Structured figure records
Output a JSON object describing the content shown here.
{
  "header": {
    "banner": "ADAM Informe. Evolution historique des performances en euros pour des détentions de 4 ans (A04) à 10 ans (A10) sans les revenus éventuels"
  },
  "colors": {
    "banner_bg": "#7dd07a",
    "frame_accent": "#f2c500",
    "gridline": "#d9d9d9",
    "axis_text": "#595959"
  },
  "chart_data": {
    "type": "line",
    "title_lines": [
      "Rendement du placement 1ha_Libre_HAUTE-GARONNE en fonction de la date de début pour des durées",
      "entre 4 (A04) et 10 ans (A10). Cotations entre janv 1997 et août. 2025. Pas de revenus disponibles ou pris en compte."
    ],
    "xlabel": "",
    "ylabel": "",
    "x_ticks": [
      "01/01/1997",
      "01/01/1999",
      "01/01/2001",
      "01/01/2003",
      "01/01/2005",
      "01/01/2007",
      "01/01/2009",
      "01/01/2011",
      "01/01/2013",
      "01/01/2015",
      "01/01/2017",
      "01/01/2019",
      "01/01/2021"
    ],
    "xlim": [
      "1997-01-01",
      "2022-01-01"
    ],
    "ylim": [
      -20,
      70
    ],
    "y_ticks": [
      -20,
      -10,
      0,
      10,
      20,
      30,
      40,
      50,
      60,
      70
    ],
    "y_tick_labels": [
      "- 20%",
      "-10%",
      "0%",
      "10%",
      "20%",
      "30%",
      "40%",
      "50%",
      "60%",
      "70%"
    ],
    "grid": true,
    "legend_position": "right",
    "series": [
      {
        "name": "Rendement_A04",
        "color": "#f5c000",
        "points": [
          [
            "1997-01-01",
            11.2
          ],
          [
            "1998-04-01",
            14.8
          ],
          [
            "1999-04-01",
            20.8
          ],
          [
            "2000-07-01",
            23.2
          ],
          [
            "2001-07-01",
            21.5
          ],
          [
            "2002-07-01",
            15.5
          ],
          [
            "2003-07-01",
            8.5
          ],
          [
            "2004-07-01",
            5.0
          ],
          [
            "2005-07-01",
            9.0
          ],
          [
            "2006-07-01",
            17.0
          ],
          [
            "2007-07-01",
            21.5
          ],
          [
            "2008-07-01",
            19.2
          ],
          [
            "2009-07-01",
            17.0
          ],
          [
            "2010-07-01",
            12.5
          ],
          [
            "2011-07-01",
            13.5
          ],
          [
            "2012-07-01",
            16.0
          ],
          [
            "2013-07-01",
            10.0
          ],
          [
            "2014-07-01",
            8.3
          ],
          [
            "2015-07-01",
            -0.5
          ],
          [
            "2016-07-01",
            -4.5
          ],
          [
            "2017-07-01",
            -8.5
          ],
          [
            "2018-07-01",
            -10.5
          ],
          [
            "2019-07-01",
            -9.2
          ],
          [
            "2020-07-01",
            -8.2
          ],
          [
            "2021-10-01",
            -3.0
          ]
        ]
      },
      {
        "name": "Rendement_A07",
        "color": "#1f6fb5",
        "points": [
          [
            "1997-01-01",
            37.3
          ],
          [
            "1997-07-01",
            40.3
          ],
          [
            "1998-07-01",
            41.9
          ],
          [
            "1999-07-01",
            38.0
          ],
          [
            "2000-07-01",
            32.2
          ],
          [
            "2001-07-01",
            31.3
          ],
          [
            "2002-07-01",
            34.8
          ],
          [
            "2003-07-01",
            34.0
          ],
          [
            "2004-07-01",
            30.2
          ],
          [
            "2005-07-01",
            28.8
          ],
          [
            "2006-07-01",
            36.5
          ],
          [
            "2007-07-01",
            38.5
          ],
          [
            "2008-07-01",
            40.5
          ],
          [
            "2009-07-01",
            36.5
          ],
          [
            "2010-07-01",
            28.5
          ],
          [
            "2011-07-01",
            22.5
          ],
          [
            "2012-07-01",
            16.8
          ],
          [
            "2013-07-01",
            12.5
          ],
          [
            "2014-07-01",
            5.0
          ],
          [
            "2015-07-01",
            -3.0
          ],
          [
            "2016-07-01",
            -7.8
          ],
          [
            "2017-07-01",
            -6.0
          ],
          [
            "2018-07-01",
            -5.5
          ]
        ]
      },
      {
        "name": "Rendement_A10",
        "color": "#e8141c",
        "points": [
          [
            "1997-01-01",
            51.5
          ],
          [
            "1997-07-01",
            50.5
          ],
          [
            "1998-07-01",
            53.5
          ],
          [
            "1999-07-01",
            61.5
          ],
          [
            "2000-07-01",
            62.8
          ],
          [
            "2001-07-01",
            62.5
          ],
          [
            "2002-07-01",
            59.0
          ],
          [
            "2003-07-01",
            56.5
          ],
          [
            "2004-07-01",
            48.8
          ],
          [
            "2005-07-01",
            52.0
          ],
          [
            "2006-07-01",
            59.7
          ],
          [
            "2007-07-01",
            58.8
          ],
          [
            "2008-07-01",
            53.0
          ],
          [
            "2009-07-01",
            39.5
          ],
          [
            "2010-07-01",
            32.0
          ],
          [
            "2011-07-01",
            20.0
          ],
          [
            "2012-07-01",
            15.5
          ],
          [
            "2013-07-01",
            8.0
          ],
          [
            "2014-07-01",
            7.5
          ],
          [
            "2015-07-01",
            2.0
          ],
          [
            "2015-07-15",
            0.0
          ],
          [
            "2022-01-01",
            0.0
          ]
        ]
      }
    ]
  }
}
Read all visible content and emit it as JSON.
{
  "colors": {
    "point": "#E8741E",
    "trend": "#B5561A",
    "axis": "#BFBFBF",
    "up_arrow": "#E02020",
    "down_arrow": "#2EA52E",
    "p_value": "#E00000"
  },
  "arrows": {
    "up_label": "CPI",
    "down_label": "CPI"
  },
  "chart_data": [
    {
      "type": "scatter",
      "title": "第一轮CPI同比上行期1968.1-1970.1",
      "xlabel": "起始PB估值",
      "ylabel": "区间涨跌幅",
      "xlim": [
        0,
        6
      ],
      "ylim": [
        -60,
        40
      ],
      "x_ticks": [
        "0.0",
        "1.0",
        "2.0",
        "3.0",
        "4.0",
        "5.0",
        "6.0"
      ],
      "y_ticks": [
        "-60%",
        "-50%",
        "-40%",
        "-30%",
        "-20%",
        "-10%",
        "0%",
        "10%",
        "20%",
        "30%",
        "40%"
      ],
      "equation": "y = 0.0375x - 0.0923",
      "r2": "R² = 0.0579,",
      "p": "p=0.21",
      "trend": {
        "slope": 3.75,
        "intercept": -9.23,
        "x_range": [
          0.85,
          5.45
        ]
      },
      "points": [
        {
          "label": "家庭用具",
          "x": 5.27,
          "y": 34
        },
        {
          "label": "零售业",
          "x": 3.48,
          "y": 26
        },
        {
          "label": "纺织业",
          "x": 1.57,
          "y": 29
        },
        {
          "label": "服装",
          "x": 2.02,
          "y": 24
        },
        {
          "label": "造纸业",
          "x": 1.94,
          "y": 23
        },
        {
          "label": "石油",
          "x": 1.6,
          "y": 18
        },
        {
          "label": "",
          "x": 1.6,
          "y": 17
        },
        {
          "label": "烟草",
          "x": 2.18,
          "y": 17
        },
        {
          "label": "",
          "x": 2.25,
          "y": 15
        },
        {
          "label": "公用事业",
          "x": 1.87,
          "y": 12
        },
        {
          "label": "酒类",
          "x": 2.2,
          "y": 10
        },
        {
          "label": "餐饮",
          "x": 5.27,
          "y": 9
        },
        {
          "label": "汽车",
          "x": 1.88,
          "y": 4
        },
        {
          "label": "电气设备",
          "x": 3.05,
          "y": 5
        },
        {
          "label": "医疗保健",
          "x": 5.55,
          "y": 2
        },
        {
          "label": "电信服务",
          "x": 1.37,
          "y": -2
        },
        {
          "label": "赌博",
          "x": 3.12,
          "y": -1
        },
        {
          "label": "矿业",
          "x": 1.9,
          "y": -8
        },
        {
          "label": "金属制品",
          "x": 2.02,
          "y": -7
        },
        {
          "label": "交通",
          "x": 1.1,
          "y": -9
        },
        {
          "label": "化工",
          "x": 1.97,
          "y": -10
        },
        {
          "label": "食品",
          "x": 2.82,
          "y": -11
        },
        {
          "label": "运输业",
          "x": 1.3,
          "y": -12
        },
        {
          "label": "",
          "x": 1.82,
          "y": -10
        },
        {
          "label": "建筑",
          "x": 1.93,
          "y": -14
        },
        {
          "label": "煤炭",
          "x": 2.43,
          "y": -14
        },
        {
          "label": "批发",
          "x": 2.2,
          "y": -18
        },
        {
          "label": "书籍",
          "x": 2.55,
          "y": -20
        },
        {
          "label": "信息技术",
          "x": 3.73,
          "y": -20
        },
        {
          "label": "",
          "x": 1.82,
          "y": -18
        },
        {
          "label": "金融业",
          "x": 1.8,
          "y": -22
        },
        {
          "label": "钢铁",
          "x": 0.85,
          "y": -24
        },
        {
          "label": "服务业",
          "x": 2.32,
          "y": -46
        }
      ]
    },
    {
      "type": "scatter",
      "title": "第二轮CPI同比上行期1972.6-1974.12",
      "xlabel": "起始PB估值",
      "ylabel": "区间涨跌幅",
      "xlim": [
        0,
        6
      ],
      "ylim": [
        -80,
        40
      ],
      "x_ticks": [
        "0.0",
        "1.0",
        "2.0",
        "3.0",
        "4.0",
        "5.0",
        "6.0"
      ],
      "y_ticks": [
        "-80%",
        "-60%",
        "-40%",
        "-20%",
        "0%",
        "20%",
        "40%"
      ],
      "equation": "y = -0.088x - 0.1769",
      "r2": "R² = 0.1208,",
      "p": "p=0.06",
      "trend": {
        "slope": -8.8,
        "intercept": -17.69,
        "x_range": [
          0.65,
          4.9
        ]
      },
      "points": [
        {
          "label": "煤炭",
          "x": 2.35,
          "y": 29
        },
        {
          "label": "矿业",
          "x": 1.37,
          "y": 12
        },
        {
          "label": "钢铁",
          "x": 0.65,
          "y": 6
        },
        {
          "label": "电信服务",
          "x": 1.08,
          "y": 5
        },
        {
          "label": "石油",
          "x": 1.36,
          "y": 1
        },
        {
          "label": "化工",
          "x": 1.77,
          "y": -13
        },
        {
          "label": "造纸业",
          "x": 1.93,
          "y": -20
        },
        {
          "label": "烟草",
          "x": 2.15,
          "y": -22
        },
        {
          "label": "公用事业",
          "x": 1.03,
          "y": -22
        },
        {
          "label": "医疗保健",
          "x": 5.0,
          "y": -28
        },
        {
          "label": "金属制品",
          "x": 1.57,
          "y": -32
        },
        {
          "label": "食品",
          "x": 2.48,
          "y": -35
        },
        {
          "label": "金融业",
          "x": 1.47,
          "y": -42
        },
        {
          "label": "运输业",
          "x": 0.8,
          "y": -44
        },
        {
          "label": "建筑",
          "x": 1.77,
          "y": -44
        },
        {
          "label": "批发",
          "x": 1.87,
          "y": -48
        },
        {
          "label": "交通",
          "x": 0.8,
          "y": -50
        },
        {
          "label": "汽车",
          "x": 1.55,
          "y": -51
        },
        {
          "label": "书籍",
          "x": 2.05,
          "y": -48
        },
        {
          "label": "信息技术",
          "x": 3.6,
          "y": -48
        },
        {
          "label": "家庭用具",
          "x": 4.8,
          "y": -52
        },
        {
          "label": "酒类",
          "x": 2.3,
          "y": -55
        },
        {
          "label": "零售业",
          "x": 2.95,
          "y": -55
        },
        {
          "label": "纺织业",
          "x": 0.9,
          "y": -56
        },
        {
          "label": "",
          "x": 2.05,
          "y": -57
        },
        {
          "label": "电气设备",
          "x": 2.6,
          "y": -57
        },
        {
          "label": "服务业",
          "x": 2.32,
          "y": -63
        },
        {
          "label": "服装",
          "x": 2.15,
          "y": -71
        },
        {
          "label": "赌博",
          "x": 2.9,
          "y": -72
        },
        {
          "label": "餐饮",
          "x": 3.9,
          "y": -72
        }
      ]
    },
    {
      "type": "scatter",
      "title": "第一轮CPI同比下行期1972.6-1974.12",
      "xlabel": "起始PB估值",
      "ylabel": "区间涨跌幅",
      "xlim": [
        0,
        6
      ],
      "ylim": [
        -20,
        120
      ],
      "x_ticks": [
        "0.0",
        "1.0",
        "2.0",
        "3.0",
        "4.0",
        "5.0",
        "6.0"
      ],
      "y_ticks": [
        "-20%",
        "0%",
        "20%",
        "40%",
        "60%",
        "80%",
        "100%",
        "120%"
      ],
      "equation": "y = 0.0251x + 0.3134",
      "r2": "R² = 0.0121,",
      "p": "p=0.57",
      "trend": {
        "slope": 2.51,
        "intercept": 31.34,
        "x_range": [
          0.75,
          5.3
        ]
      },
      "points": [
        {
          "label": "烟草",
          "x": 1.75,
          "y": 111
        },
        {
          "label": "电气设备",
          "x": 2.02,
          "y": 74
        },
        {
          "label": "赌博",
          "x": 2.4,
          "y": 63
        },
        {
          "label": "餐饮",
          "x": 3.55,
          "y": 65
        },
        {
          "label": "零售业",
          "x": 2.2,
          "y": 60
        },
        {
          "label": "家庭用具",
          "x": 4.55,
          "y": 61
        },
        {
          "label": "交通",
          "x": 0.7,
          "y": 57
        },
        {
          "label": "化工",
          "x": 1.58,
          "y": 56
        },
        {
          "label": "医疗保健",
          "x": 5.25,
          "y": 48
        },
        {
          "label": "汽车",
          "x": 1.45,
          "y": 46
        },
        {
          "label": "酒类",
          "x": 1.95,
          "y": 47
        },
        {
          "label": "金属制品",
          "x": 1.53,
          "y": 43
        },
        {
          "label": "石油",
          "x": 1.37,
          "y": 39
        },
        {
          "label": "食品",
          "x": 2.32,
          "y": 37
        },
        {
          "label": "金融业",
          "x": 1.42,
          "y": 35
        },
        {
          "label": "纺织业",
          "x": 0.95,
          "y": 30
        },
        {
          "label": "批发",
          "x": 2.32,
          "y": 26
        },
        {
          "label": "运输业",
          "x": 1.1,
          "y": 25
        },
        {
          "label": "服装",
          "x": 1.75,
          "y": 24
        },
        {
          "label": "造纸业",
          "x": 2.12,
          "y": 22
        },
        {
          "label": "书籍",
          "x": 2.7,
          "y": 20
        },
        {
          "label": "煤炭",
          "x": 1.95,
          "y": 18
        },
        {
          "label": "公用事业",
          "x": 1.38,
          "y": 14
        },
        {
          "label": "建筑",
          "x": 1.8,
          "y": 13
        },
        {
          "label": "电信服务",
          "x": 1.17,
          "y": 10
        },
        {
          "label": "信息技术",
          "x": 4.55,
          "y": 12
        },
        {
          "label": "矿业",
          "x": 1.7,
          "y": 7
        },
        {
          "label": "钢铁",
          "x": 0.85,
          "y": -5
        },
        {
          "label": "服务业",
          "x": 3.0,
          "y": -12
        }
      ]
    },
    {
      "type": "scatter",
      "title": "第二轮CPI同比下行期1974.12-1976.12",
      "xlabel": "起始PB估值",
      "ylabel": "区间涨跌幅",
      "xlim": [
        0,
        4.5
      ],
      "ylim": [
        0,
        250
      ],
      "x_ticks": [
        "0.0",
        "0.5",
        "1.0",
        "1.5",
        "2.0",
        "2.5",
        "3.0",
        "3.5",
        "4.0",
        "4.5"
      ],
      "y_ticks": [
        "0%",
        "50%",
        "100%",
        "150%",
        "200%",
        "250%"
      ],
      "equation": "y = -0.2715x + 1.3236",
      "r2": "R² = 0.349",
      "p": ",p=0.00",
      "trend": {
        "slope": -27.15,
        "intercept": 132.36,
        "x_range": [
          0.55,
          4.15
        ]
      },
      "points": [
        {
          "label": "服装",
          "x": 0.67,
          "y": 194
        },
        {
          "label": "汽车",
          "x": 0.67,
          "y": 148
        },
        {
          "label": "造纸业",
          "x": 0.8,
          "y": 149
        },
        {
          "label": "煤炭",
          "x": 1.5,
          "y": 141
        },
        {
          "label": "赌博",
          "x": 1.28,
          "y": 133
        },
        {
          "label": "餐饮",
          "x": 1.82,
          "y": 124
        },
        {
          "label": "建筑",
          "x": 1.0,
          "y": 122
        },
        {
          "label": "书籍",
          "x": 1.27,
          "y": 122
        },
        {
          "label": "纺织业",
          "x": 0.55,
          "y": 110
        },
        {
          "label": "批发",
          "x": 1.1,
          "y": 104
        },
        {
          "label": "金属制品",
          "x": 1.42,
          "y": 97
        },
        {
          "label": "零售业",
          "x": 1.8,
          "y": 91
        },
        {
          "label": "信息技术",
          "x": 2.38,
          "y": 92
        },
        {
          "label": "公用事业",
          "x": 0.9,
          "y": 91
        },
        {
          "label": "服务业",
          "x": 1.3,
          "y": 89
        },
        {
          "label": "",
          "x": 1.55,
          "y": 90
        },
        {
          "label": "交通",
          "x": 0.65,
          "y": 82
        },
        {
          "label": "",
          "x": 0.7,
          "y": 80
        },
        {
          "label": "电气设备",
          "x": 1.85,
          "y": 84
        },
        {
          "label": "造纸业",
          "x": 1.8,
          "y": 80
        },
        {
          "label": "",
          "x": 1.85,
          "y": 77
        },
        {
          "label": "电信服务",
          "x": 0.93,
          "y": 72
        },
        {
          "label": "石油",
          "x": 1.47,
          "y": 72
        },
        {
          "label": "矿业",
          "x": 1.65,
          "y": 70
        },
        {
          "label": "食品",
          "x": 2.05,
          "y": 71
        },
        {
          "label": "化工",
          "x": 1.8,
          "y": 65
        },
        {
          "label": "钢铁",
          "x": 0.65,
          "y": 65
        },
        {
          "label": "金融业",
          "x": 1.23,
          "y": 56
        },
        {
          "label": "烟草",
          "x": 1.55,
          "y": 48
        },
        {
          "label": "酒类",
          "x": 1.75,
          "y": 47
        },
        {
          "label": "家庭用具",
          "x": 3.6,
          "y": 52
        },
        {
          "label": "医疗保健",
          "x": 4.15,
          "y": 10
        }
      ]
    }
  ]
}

» WHAT TO DO
State, as a bare number, how many lines of the listing hold the word "intercept".

» WORKED ANSWER
4